**Task statement**
Output every entry exactly as written.

· · ·

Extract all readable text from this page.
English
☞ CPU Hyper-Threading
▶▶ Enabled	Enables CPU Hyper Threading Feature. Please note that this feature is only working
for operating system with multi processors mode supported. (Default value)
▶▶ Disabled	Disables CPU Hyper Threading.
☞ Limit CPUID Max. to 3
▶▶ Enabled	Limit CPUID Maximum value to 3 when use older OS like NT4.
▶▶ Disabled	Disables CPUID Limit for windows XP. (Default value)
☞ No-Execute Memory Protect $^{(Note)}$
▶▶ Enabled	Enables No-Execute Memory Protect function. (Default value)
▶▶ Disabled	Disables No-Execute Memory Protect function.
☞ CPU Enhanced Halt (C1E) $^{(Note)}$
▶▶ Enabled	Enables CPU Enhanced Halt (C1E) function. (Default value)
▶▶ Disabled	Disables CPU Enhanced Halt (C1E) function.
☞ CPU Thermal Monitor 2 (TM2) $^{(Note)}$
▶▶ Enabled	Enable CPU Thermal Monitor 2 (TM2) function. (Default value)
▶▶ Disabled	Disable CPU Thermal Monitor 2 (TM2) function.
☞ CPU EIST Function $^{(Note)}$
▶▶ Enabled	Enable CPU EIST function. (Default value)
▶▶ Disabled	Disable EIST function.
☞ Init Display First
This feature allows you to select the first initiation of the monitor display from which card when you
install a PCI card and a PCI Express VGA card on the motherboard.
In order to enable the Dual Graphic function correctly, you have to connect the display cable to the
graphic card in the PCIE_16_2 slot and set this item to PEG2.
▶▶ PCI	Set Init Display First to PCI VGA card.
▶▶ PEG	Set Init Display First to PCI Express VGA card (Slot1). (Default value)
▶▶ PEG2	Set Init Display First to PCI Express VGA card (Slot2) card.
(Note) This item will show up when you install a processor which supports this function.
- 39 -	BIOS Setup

· · ·

**Written response**
Extract all readable text from this page.
English
☞ CPU Hyper-Threading
▶▶ Enabled	Enables CPU Hyper Threading Feature. Please note that this feature is only working
for operating system with multi processors mode supported. (Default value)
▶▶ Disabled	Disables CPU Hyper Threading.
☞ Limit CPUID Max. to 3
▶▶ Enabled	Limit CPUID Maximum value to 3 when use older OS like NT4.
▶▶ Disabled	Disables CPUID Limit for windows XP. (Default value)
☞ No-Execute Memory Protect $^{(Note)}$
▶▶ Enabled	Enables No-Execute Memory Protect function. (Default value)
▶▶ Disabled	Disables No-Execute Memory Protect function.
☞ CPU Enhanced Halt (C1E) $^{(Note)}$
▶▶ Enabled	Enables CPU Enhanced Halt (C1E) function. (Default value)
▶▶ Disabled	Disables CPU Enhanced Halt (C1E) function.
☞ CPU Thermal Monitor 2 (TM2) $^{(Note)}$
▶▶ Enabled	Enable CPU Thermal Monitor 2 (TM2) function. (Default value)
▶▶ Disabled	Disable CPU Thermal Monitor 2 (TM2) function.
☞ CPU EIST Function $^{(Note)}$
▶▶ Enabled	Enable CPU EIST function. (Default value)
▶▶ Disabled	Disable EIST function.
☞ Init Display First
This feature allows you to select the first initiation of the monitor display from which card when you
install a PCI card and a PCI Express VGA card on the motherboard.
In order to enable the Dual Graphic function correctly, you have to connect the display cable to the
graphic card in the PCIE_16_2 slot and set this item to PEG2.
▶▶ PCI	Set Init Display First to PCI VGA card.
▶▶ PEG	Set Init Display First to PCI Express VGA card (Slot1). (Default value)
▶▶ PEG2	Set Init Display First to PCI Express VGA card (Slot2) card.
(Note) This item will show up when you install a processor which supports this function.
- 39 -	BIOS Setup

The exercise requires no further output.